— EXERCISE DETAILS —
Note how many lines hold "كتاب" and report that number by itself.

====== DATA TO PROCESS ======

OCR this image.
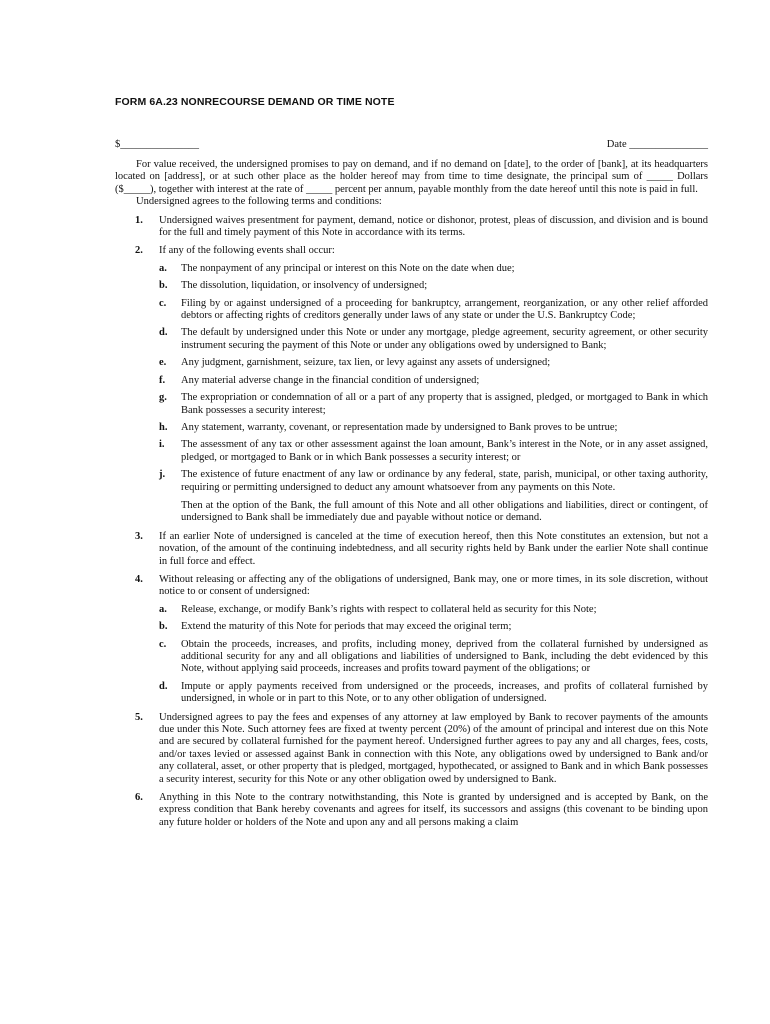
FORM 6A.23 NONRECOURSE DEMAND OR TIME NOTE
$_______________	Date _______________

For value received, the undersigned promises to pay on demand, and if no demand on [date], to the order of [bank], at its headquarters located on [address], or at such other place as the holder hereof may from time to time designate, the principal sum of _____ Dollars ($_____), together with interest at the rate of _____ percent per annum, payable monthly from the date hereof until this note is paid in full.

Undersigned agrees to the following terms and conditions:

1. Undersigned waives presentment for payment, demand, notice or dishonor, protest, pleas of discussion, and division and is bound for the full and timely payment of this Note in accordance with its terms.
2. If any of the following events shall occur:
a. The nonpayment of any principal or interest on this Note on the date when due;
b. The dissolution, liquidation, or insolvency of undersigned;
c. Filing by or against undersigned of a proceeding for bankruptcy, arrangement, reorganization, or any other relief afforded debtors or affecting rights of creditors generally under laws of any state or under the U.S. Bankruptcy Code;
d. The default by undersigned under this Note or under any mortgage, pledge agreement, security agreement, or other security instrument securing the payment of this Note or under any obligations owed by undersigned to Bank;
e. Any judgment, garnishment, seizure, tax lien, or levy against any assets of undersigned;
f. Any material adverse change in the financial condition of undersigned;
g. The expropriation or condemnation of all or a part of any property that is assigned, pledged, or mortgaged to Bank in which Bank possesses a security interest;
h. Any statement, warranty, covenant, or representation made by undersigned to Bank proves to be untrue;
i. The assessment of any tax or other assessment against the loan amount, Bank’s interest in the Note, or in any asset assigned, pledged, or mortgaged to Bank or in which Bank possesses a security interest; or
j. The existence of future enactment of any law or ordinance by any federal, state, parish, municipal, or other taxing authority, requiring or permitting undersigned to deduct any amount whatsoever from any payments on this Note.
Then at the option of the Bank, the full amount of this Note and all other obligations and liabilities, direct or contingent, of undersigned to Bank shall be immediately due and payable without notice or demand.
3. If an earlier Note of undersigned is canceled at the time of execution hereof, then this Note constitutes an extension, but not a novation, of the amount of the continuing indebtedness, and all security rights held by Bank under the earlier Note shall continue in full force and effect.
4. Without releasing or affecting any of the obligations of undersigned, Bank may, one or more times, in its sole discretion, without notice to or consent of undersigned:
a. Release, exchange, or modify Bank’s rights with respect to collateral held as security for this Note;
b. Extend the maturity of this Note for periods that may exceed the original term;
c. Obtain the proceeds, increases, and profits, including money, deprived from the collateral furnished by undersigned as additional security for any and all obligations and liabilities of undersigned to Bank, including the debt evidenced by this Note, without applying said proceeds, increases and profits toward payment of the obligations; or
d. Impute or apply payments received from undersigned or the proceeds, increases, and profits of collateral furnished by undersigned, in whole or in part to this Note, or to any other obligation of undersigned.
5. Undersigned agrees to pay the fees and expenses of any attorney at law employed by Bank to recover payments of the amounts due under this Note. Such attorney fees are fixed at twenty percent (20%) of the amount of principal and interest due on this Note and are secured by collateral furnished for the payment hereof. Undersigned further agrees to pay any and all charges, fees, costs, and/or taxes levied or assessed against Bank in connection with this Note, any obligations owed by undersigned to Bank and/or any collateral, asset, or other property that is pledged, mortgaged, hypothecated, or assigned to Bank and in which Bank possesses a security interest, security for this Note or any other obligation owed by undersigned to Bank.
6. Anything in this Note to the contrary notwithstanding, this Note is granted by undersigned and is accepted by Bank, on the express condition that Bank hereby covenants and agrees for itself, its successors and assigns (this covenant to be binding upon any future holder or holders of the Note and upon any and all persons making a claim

======
====== DATA TO PROCESS ======

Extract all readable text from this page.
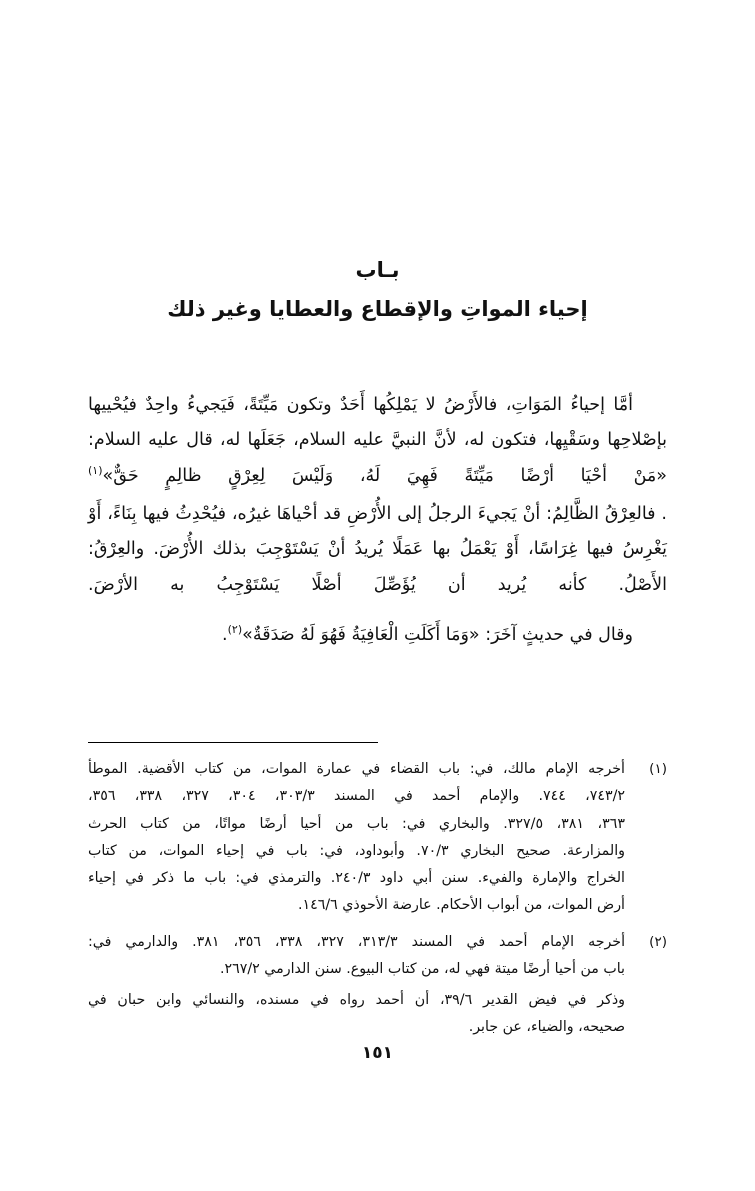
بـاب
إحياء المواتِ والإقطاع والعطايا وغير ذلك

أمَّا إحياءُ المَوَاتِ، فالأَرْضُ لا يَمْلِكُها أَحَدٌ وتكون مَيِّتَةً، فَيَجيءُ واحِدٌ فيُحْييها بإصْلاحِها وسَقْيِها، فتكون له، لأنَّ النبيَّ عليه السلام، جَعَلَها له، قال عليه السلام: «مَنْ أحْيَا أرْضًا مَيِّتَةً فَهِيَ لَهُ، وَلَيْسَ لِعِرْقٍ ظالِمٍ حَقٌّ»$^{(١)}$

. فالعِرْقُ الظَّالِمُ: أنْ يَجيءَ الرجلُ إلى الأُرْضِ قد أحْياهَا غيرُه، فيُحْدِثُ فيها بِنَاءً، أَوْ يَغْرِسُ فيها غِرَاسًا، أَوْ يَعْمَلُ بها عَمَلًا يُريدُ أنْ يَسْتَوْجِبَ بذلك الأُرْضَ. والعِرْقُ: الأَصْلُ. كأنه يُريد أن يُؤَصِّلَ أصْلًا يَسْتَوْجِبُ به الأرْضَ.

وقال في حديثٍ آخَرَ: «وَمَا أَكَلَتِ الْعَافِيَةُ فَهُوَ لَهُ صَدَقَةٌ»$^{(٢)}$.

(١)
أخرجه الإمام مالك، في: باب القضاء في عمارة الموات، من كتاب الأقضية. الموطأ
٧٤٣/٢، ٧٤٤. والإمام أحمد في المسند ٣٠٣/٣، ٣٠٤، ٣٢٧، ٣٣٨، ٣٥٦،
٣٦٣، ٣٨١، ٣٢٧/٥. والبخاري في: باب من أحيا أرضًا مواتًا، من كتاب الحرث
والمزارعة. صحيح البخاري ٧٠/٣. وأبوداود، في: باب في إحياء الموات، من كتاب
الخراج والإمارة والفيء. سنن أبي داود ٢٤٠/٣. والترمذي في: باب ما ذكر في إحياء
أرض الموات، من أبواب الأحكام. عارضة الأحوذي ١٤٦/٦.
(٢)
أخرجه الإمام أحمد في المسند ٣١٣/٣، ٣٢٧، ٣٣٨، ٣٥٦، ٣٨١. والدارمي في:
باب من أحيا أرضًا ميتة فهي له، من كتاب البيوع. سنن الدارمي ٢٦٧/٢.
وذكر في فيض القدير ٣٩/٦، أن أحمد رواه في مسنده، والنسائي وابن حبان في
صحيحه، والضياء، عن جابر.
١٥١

======
====== DATA TO PROCESS ======

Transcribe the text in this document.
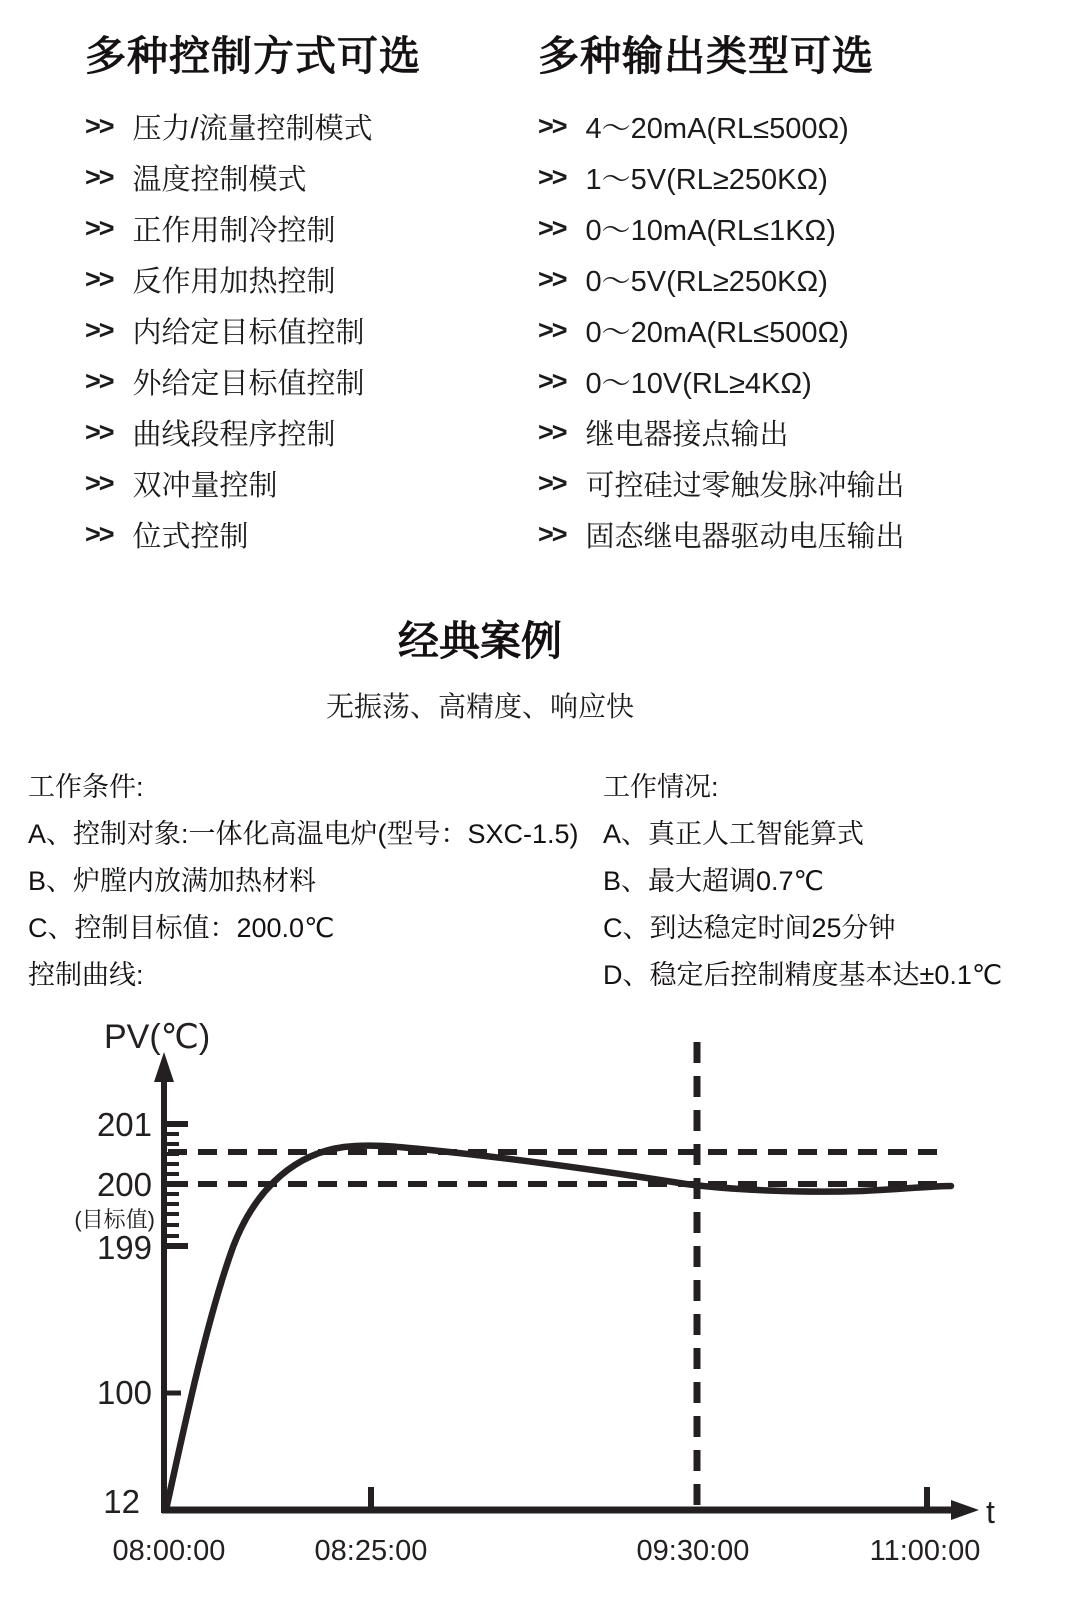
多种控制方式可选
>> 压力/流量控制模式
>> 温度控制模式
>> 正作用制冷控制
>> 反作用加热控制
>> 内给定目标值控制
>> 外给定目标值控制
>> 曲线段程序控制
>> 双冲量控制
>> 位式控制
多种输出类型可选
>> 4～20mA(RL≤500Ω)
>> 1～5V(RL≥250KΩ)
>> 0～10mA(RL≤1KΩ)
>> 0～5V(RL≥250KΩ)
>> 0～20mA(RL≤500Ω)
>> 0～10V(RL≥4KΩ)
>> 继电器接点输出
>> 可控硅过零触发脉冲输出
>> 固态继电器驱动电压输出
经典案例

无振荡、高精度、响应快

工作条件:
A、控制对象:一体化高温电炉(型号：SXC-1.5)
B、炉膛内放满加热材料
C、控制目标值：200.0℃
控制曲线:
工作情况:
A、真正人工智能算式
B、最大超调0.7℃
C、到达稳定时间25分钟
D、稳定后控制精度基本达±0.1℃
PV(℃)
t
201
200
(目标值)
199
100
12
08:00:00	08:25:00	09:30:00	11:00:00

======

— RESPONSE BELOW —
4